На таком фоне понятнее становится упорная несговорчивость Цветаевой, когда заходит речь о немедленном возвращении на Родину. В ее письмах 1931–1932 годов сказано внятно: «Всё меня выталкивает в Россию, в которую — я ехать не могу. Здесь я не нужна. Там я невозможна». Там «меня раз (на радостях!) и — два! — упекут. Я там не уцелею, ибо негодование — моя страсть (а есть на что!) <…> Там мне не только заткнут рот непечатанием моих вещей — там мне и писать их не дадут».
Но Сергей Яковлевич убежден, что исток всех опасений жены — просто в непонимании «великого эксперимента», который идет в Советской России. Конечно, там много противоречивого и трудного, но все это временное, наносное, и надо же уметь отличать главное от второстепенного!
С этой логики Эфрона ничто не может сдвинуть. Что с ним случилось? Как, почему он вдруг отошел от той непримиримой позиции, какую обнаружил в свое время в статье «Эмиграция»? Загадка. Но в тридцатые годы он явно заворожен грандиозностью пятилетних планов, подвигом строителей Магнитки и Днепрогэса, стахановцев и челюскинцев, строками поэм Маяковского и «Тихим Доном» Шолохова, фильмами Пудовкина и Эйзенштейна.

**Задания**.
[1] Согласно тексту страницы, к каким годам относятся письма Цветаевой, где она объясняет, почему не может ехать в Россию?
[2] Перепишите из записей без изменений строки начиная со строки, содержащей «footnote-line3: Tables, Table», до строки, содержащей «322, 1391, 590]», включительно.

**Входные записи**.
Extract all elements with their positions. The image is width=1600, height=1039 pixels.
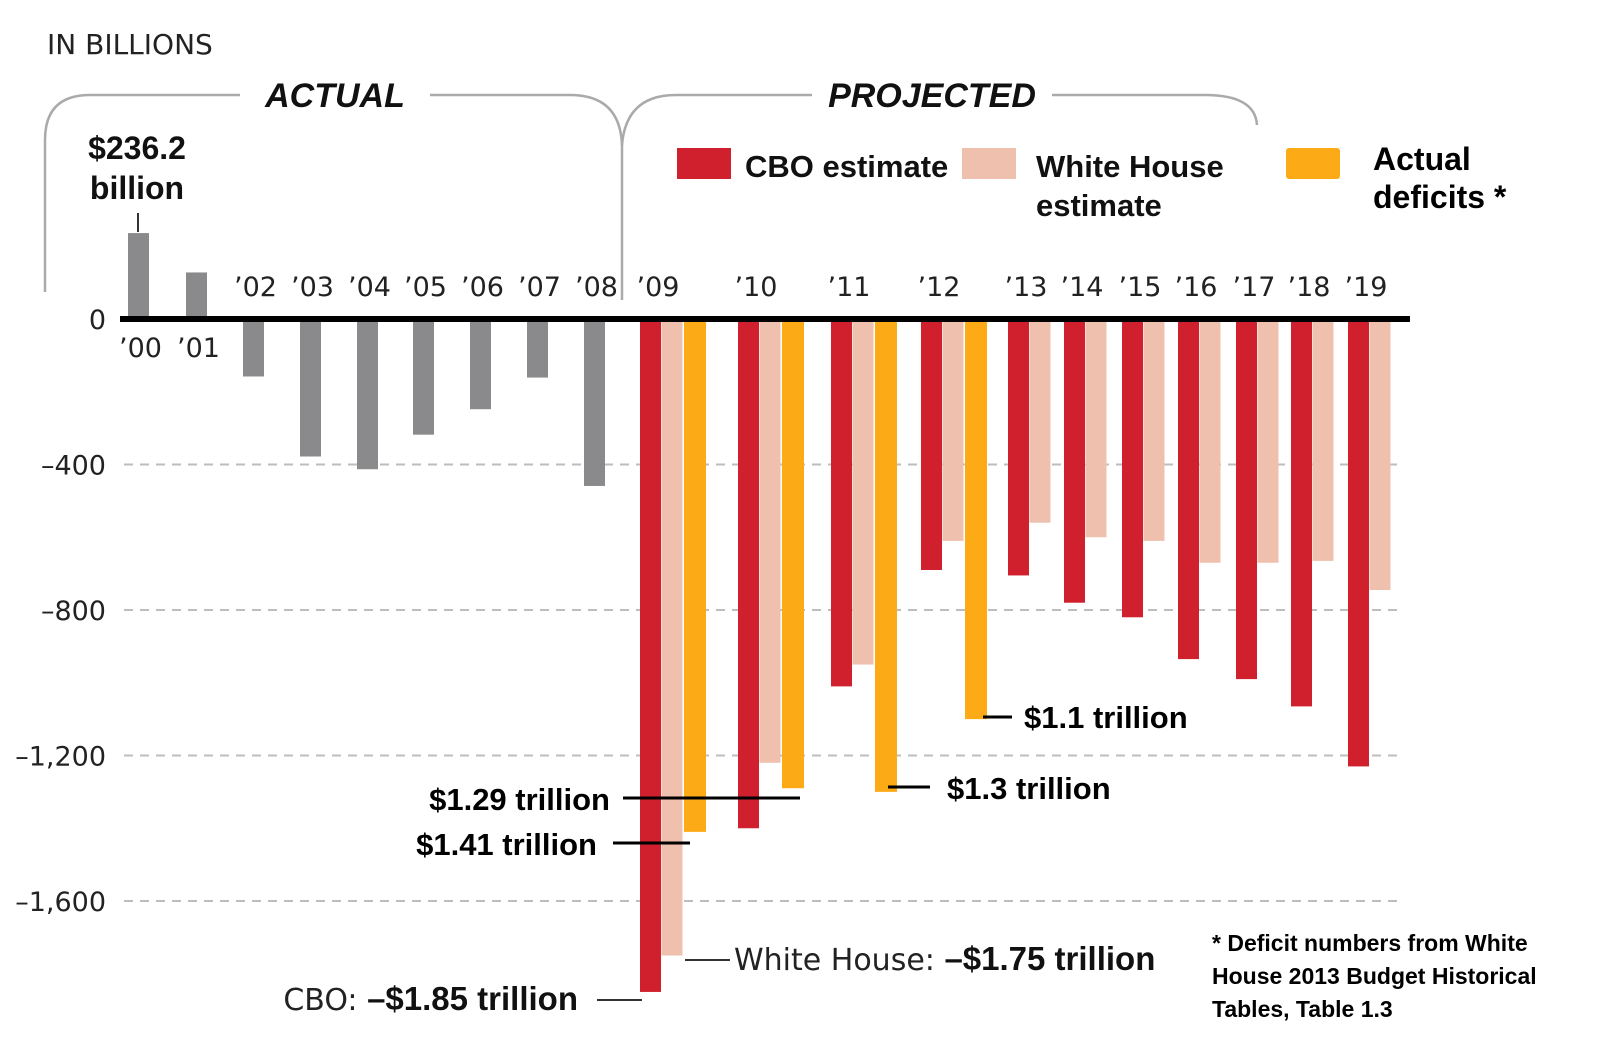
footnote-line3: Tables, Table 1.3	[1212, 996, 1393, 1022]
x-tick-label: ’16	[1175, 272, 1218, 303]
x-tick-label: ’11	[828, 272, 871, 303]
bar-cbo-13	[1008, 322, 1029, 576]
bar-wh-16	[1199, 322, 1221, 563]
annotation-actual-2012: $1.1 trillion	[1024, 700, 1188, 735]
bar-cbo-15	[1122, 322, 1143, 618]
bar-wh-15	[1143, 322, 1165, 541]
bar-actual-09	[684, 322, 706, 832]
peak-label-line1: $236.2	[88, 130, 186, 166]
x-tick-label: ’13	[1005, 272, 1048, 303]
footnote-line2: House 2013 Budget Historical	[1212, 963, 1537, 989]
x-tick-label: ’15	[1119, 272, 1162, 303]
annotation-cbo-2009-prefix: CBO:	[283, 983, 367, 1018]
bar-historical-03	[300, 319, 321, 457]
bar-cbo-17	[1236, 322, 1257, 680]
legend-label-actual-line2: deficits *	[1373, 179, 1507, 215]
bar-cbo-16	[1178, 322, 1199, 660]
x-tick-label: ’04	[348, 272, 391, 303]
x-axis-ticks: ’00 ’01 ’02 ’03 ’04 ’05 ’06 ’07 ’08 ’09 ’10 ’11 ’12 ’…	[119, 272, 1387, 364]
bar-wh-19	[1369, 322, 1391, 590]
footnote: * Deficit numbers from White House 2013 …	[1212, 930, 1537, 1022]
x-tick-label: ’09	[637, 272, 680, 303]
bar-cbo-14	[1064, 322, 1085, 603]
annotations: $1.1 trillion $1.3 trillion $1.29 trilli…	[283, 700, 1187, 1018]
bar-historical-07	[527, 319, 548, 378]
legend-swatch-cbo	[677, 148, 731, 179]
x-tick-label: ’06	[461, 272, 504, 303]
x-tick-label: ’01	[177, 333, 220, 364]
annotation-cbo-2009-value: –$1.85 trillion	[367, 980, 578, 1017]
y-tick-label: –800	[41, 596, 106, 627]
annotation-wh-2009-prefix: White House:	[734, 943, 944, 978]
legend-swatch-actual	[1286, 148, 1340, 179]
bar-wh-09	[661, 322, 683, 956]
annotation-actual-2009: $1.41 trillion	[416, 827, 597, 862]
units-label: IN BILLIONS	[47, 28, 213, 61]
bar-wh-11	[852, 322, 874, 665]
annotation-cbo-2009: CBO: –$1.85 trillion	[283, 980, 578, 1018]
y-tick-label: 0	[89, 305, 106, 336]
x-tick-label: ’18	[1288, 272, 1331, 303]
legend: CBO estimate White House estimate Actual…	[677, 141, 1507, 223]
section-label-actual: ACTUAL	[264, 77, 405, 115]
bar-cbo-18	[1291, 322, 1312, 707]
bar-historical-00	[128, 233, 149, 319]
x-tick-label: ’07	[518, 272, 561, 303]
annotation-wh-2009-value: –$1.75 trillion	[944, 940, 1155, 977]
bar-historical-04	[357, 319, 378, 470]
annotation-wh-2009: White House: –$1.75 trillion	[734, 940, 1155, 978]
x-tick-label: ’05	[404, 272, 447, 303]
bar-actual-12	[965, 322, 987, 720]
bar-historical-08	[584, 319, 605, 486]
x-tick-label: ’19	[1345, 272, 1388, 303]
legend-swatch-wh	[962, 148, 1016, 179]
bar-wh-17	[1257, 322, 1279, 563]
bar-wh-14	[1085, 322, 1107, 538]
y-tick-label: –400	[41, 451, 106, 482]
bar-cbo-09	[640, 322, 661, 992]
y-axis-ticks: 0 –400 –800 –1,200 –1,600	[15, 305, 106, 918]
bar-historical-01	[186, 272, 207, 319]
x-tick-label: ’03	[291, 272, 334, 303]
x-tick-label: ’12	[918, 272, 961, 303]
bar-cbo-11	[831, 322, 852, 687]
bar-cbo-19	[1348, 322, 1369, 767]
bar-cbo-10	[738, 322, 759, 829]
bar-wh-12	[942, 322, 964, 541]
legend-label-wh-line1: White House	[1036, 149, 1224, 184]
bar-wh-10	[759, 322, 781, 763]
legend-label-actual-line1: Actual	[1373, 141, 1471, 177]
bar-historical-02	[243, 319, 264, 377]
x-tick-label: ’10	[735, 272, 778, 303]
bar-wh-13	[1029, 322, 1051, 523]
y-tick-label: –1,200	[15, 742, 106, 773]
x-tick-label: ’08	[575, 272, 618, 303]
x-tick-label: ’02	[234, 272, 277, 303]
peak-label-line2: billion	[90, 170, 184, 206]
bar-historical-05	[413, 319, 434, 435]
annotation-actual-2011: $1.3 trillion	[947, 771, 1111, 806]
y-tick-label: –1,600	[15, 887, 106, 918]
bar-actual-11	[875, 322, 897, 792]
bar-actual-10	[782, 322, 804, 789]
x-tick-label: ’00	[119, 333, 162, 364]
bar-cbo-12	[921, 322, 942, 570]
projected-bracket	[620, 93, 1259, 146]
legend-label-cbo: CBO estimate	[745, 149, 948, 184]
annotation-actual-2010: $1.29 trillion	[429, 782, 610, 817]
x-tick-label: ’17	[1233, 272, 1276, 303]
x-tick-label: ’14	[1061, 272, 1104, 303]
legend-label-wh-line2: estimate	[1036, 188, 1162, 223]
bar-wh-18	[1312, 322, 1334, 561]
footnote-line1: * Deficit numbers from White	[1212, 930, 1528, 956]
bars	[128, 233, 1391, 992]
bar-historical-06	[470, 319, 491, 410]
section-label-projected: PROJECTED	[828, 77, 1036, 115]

--

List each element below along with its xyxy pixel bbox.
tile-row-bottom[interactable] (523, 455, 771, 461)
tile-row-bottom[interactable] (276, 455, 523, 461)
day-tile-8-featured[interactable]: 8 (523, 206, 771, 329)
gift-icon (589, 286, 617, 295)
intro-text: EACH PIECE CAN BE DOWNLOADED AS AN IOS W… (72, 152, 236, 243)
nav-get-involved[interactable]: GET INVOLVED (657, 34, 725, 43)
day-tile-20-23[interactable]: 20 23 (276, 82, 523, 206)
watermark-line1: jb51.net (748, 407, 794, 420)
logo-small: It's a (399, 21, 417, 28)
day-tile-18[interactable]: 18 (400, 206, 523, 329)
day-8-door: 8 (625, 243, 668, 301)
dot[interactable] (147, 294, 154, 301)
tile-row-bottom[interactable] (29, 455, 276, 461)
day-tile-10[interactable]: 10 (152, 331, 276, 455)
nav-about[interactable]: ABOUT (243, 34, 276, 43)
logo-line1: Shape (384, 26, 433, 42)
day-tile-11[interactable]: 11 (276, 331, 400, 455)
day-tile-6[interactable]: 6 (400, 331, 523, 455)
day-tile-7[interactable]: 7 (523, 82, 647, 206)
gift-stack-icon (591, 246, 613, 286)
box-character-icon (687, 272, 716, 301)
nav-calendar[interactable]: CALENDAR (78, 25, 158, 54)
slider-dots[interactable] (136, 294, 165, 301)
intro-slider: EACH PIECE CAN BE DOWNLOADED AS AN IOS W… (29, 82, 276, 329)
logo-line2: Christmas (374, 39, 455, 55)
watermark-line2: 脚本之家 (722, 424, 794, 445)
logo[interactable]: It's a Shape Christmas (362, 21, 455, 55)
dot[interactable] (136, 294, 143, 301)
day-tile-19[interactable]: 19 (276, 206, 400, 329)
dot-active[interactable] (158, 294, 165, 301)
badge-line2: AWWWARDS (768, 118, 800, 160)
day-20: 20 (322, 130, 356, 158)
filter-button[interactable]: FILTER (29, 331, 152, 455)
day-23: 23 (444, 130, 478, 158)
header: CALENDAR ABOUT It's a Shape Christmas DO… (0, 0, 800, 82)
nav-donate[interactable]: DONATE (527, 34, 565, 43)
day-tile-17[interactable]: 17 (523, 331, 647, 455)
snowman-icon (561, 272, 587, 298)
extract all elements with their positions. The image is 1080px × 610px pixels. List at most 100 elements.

**Ответы к заданиям**.
[1] К 1931–1932 годам.

[2]
footnote-line3: Tables, Table 1.3	[1212, 996, 1393, 1022]
x-tick-label: ’16	[1175, 272, 1218, 303]
x-tick-label: ’11	[828, 272, 871, 303]
bar-cbo-13	[1008, 322, 1029, 576]
bar-wh-16	[1199, 322, 1221, 563]
annotation-actual-2012: $1.1 trillion	[1024, 700, 1188, 735]
bar-cbo-15	[1122, 322, 1143, 618]
bar-wh-15	[1143, 322, 1165, 541]
bar-actual-09	[684, 322, 706, 832]
peak-label-line1: $236.2	[88, 130, 186, 166]
x-tick-label: ’13	[1005, 272, 1048, 303]
footnote-line2: House 2013 Budget Historical	[1212, 963, 1537, 989]
x-tick-label: ’15	[1119, 272, 1162, 303]
annotation-cbo-2009-prefix: CBO:	[283, 983, 367, 1018]
bar-historical-03	[300, 319, 321, 457]
bar-cbo-17	[1236, 322, 1257, 680]
legend-label-actual-line2: deficits *	[1373, 179, 1507, 215]
bar-cbo-16	[1178, 322, 1199, 660]
x-tick-label: ’04	[348, 272, 391, 303]
x-axis-ticks: ’00 ’01 ’02 ’03 ’04 ’05 ’06 ’07 ’08 ’09 ’10 ’11 ’12 ’…	[119, 272, 1387, 364]
bar-wh-19	[1369, 322, 1391, 590]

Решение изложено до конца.